### Written exercise
Output all the entries word for word. Omit the pictures.

[Data items]
* * *

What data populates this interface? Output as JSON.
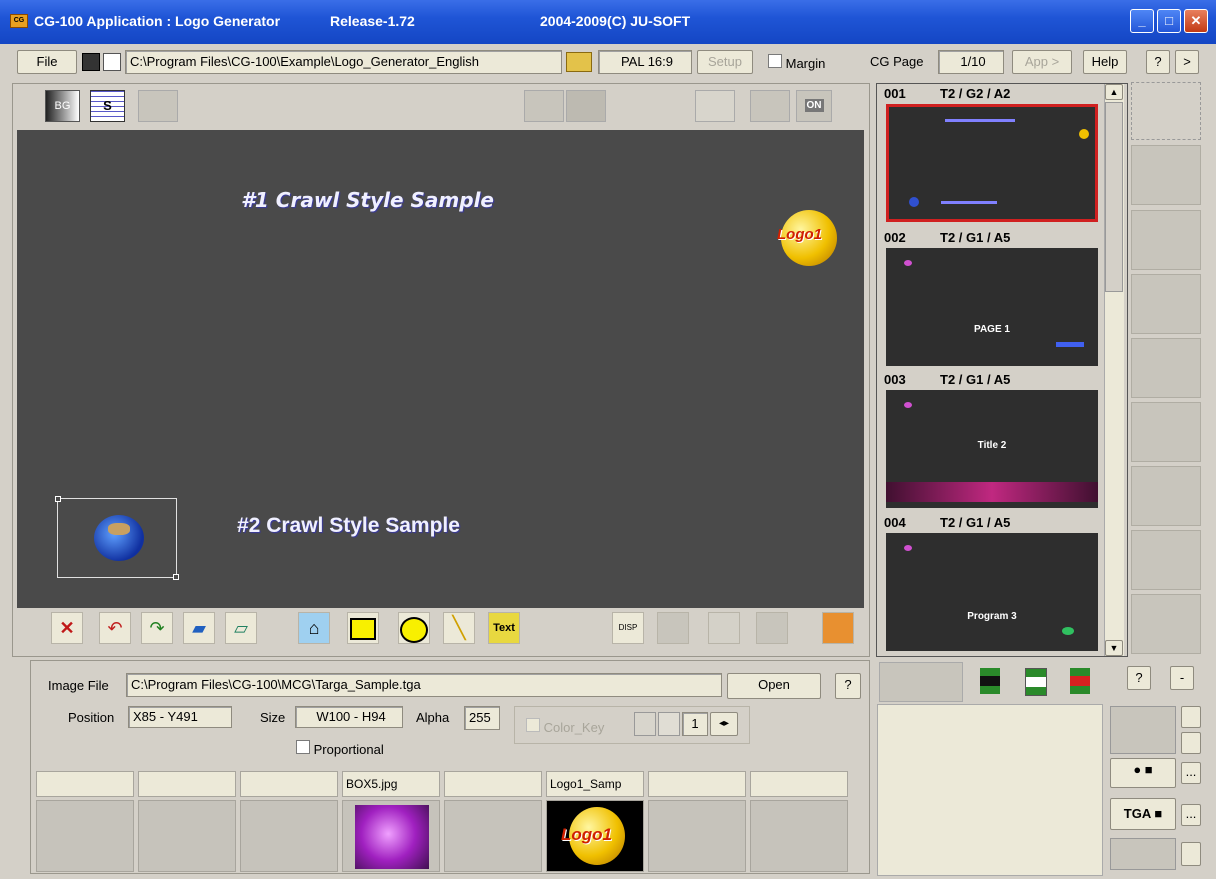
{
  "window": {
    "app_title": "CG-100 Application : Logo Generator",
    "release": "Release-1.72",
    "copyright": "2004-2009(C) JU-SOFT",
    "min": "_",
    "max": "□",
    "close": "✕"
  },
  "toolbar": {
    "file": "File",
    "path": "C:\\Program Files\\CG-100\\Example\\Logo_Generator_English",
    "format": "PAL 16:9",
    "setup": "Setup",
    "margin": "Margin",
    "cg_page_label": "CG Page",
    "cg_page_value": "1/10",
    "app": "App >",
    "help": "Help",
    "question": "?",
    "next": ">"
  },
  "canvas_tools": {
    "bg": "BG",
    "s": "S",
    "on": "ON"
  },
  "canvas": {
    "text1": "#1 Crawl Style Sample",
    "text2": "#2 Crawl Style Sample",
    "logo": "Logo1"
  },
  "bottom_tools": {
    "text": "Text",
    "disp": "DISP"
  },
  "pages": [
    {
      "num": "001",
      "info": "T2 / G2 / A2",
      "caption": ""
    },
    {
      "num": "002",
      "info": "T2 / G1 / A5",
      "caption": "PAGE 1"
    },
    {
      "num": "003",
      "info": "T2 / G1 / A5",
      "caption": "Title 2"
    },
    {
      "num": "004",
      "info": "T2 / G1 / A5",
      "caption": "Program 3"
    }
  ],
  "props": {
    "image_file_label": "Image File",
    "image_file_value": "C:\\Program Files\\CG-100\\MCG\\Targa_Sample.tga",
    "open": "Open",
    "help": "?",
    "position_label": "Position",
    "position_value": "X85 - Y491",
    "size_label": "Size",
    "size_value": "W100 - H94",
    "alpha_label": "Alpha",
    "alpha_value": "255",
    "color_key": "Color_Key",
    "color_key_num": "1",
    "proportional": "Proportional"
  },
  "slots": [
    "",
    "",
    "",
    "BOX5.jpg",
    "",
    "Logo1_Samp",
    "",
    ""
  ],
  "right_panel": {
    "q": "?",
    "minus": "-",
    "tga": "TGA",
    "dots": "..."
  },
  "colors": {
    "title_bar": "#1f55d6",
    "canvas": "#4a4a4a",
    "selected_border": "#d02020"
  }
}
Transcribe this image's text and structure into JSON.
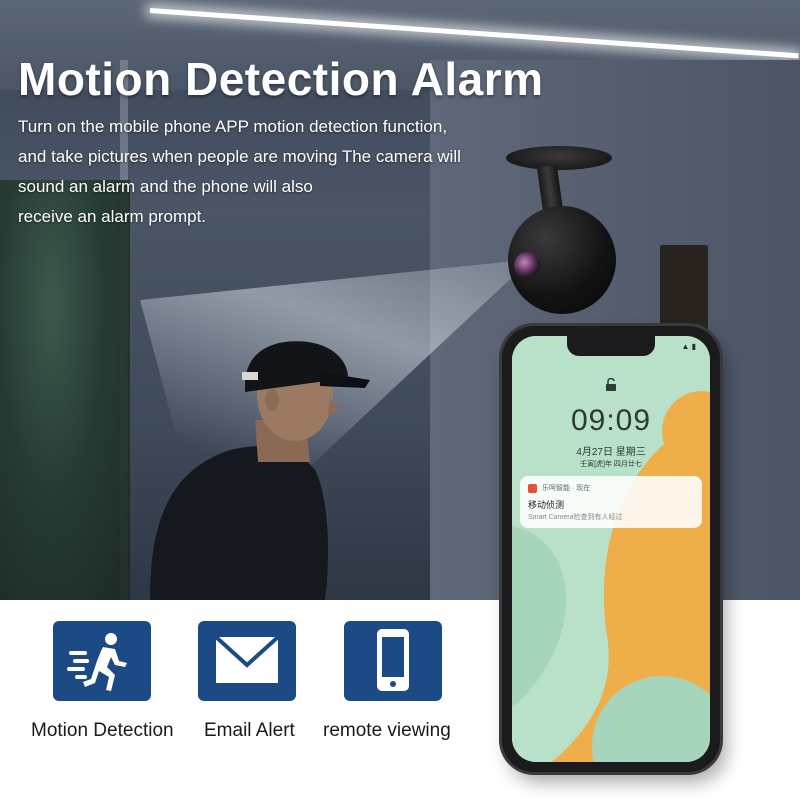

* * *

### Answer to this exercise
What data populates this interface? Output as JSON.
{
  "window": {
    "app_title": "CG-100 Application : Logo Generator",
    "release": "Release-1.72",
    "copyright": "2004-2009(C) JU-SOFT",
    "min": "_",
    "max": "□",
    "close": "✕"
  },
  "toolbar": {
    "file": "File",
    "path": "C:\\Program Files\\CG-100\\Example\\Logo_Generator_English",
    "format": "PAL 16:9",
    "setup": "Setup",
    "margin": "Margin",
    "cg_page_label": "CG Page",
    "cg_page_value": "1/10",
    "app": "App >",
    "help": "Help",
    "question": "?",
    "next": ">"
  },
  "canvas_tools": {
    "bg": "BG",
    "s": "S",
    "on": "ON"
  },
  "canvas": {
    "text1": "#1 Crawl Style Sample",
    "text2": "#2 Crawl Style Sample",
    "logo": "Logo1"
  },
  "bottom_tools": {
    "text": "Text",
    "disp": "DISP"
  },
  "pages": [
    {
      "num": "001",
      "info": "T2 / G2 / A2",
      "caption": ""
    },
    {
      "num": "002",
      "info": "T2 / G1 / A5",
      "caption": "PAGE 1"
    },
    {
      "num": "003",
      "info": "T2 / G1 / A5",
      "caption": "Title 2"
    },
    {
      "num": "004",
      "info": "T2 / G1 / A5",
      "caption": "Program 3"
    }
  ],
  "props": {
    "image_file_label": "Image File",
    "image_file_value": "C:\\Program Files\\CG-100\\MCG\\Targa_Sample.tga",
    "open": "Open",
    "help": "?",
    "position_label": "Position",
    "position_value": "X85 - Y491",
    "size_label": "Size",
    "size_value": "W100 - H94",
    "alpha_label": "Alpha",
    "alpha_value": "255",
    "color_key": "Color_Key",
    "color_key_num": "1",
    "proportional": "Proportional"
  },
  "slots": [
    "",
    "",
    "",
    "BOX5.jpg",
    "",
    "Logo1_Samp",
    "",
    ""
  ],
  "right_panel": {
    "q": "?",
    "minus": "-",
    "tga": "TGA",
    "dots": "..."
  },
  "colors": {
    "title_bar": "#1f55d6",
    "canvas": "#4a4a4a",
    "selected_border": "#d02020"
  }
}
Transcribe this image's text and structure into JSON.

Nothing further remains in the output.